--- START Exercise input ---

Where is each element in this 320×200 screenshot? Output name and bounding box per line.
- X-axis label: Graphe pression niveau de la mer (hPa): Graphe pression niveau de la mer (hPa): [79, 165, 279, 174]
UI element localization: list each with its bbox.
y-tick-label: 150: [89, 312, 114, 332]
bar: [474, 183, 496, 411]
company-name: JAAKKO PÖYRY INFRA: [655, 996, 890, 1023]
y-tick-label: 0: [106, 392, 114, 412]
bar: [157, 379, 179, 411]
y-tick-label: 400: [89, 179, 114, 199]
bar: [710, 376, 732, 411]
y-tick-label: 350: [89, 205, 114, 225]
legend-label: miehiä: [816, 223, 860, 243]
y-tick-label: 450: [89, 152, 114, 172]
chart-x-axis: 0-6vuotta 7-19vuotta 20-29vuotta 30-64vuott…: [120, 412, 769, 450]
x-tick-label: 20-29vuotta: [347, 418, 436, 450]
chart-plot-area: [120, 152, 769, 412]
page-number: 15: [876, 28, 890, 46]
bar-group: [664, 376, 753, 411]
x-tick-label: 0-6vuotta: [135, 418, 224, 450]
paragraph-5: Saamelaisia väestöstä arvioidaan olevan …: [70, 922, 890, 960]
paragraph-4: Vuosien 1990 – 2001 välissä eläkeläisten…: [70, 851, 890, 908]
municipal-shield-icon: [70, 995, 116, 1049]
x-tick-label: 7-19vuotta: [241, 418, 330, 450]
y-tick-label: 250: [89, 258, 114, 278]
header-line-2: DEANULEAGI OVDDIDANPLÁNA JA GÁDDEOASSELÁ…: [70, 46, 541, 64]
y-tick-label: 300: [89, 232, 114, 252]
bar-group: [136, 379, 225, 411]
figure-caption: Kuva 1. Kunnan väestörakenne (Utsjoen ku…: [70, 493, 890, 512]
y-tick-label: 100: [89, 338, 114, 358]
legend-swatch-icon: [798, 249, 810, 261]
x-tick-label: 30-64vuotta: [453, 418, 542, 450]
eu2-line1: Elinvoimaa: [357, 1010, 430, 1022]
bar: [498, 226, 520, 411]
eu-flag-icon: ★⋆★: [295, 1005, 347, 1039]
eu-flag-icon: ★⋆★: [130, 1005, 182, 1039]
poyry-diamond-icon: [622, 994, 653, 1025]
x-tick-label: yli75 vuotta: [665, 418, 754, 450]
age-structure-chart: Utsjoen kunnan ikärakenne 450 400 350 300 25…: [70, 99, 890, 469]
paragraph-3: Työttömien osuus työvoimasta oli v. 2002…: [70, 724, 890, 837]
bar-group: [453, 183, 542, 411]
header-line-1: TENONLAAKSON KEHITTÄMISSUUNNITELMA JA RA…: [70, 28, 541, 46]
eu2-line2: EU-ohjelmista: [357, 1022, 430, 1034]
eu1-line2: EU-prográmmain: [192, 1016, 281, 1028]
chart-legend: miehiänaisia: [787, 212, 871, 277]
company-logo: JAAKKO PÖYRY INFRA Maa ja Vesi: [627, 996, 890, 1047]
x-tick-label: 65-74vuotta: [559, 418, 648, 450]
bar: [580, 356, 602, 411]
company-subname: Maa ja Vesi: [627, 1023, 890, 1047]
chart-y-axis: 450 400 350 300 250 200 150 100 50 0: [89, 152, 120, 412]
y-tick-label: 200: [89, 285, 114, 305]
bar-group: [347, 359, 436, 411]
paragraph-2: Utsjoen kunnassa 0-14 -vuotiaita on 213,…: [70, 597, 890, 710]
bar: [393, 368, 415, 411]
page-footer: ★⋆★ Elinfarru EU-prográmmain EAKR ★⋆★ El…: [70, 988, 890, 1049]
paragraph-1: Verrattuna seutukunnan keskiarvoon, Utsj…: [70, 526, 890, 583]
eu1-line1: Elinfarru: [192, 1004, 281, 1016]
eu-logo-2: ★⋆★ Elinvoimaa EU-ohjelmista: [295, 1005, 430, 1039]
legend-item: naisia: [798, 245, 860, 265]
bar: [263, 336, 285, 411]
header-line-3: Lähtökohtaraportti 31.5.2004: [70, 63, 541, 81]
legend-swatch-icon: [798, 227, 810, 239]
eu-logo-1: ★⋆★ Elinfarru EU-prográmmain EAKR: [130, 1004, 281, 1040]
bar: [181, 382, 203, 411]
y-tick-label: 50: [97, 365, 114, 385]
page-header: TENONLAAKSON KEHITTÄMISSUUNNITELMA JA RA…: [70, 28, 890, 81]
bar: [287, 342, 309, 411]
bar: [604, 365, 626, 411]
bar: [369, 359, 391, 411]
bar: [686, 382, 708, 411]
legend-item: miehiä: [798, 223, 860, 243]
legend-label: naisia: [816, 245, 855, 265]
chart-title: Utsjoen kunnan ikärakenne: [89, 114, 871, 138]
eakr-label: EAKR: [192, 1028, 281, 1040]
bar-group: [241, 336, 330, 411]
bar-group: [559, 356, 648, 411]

--- END Exercise input ---

▸ **Goal**:
Print every line of the data above again, unchanged and in its original order.

▸ **The response**:
Where is each element in this 320×200 screenshot? Output name and bounding box per line.
- X-axis label: Graphe pression niveau de la mer (hPa): Graphe pression niveau de la mer (hPa): [79, 165, 279, 174]
UI element localization: list each with its bbox.
y-tick-label: 150: [89, 312, 114, 332]
bar: [474, 183, 496, 411]
company-name: JAAKKO PÖYRY INFRA: [655, 996, 890, 1023]
y-tick-label: 0: [106, 392, 114, 412]
bar: [157, 379, 179, 411]
y-tick-label: 400: [89, 179, 114, 199]
bar: [710, 376, 732, 411]
y-tick-label: 350: [89, 205, 114, 225]
legend-label: miehiä: [816, 223, 860, 243]
y-tick-label: 450: [89, 152, 114, 172]
chart-x-axis: 0-6vuotta 7-19vuotta 20-29vuotta 30-64vuott…: [120, 412, 769, 450]
x-tick-label: 20-29vuotta: [347, 418, 436, 450]
chart-plot-area: [120, 152, 769, 412]
page-number: 15: [876, 28, 890, 46]
bar-group: [664, 376, 753, 411]
x-tick-label: 0-6vuotta: [135, 418, 224, 450]
paragraph-5: Saamelaisia väestöstä arvioidaan olevan …: [70, 922, 890, 960]
paragraph-4: Vuosien 1990 – 2001 välissä eläkeläisten…: [70, 851, 890, 908]
municipal-shield-icon: [70, 995, 116, 1049]
x-tick-label: 7-19vuotta: [241, 418, 330, 450]
y-tick-label: 250: [89, 258, 114, 278]
header-line-2: DEANULEAGI OVDDIDANPLÁNA JA GÁDDEOASSELÁ…: [70, 46, 541, 64]
y-tick-label: 300: [89, 232, 114, 252]
bar-group: [136, 379, 225, 411]
figure-caption: Kuva 1. Kunnan väestörakenne (Utsjoen ku…: [70, 493, 890, 512]
y-tick-label: 100: [89, 338, 114, 358]
legend-swatch-icon: [798, 249, 810, 261]
x-tick-label: 30-64vuotta: [453, 418, 542, 450]
eu2-line1: Elinvoimaa: [357, 1010, 430, 1022]
bar: [498, 226, 520, 411]
eu-flag-icon: ★⋆★: [295, 1005, 347, 1039]
eu-flag-icon: ★⋆★: [130, 1005, 182, 1039]
poyry-diamond-icon: [622, 994, 653, 1025]
x-tick-label: yli75 vuotta: [665, 418, 754, 450]
age-structure-chart: Utsjoen kunnan ikärakenne 450 400 350 300 25…: [70, 99, 890, 469]
paragraph-3: Työttömien osuus työvoimasta oli v. 2002…: [70, 724, 890, 837]
bar-group: [453, 183, 542, 411]
header-line-1: TENONLAAKSON KEHITTÄMISSUUNNITELMA JA RA…: [70, 28, 541, 46]
eu2-line2: EU-ohjelmista: [357, 1022, 430, 1034]
eu1-line2: EU-prográmmain: [192, 1016, 281, 1028]
chart-legend: miehiänaisia: [787, 212, 871, 277]
company-logo: JAAKKO PÖYRY INFRA Maa ja Vesi: [627, 996, 890, 1047]
x-tick-label: 65-74vuotta: [559, 418, 648, 450]
bar: [580, 356, 602, 411]
company-subname: Maa ja Vesi: [627, 1023, 890, 1047]
chart-y-axis: 450 400 350 300 250 200 150 100 50 0: [89, 152, 120, 412]
y-tick-label: 200: [89, 285, 114, 305]
bar-group: [347, 359, 436, 411]
paragraph-2: Utsjoen kunnassa 0-14 -vuotiaita on 213,…: [70, 597, 890, 710]
bar: [393, 368, 415, 411]
page-footer: ★⋆★ Elinfarru EU-prográmmain EAKR ★⋆★ El…: [70, 988, 890, 1049]
paragraph-1: Verrattuna seutukunnan keskiarvoon, Utsj…: [70, 526, 890, 583]
eu1-line1: Elinfarru: [192, 1004, 281, 1016]
eu-logo-2: ★⋆★ Elinvoimaa EU-ohjelmista: [295, 1005, 430, 1039]
legend-item: naisia: [798, 245, 860, 265]
bar: [263, 336, 285, 411]
header-line-3: Lähtökohtaraportti 31.5.2004: [70, 63, 541, 81]
legend-swatch-icon: [798, 227, 810, 239]
eu-logo-1: ★⋆★ Elinfarru EU-prográmmain EAKR: [130, 1004, 281, 1040]
bar: [181, 382, 203, 411]
y-tick-label: 50: [97, 365, 114, 385]
page-header: TENONLAAKSON KEHITTÄMISSUUNNITELMA JA RA…: [70, 28, 890, 81]
bar: [287, 342, 309, 411]
bar: [604, 365, 626, 411]
bar: [369, 359, 391, 411]
bar: [686, 382, 708, 411]
legend-item: miehiä: [798, 223, 860, 243]
legend-label: naisia: [816, 245, 855, 265]
chart-title: Utsjoen kunnan ikärakenne: [89, 114, 871, 138]
eakr-label: EAKR: [192, 1028, 281, 1040]
bar-group: [241, 336, 330, 411]
bar-group: [559, 356, 648, 411]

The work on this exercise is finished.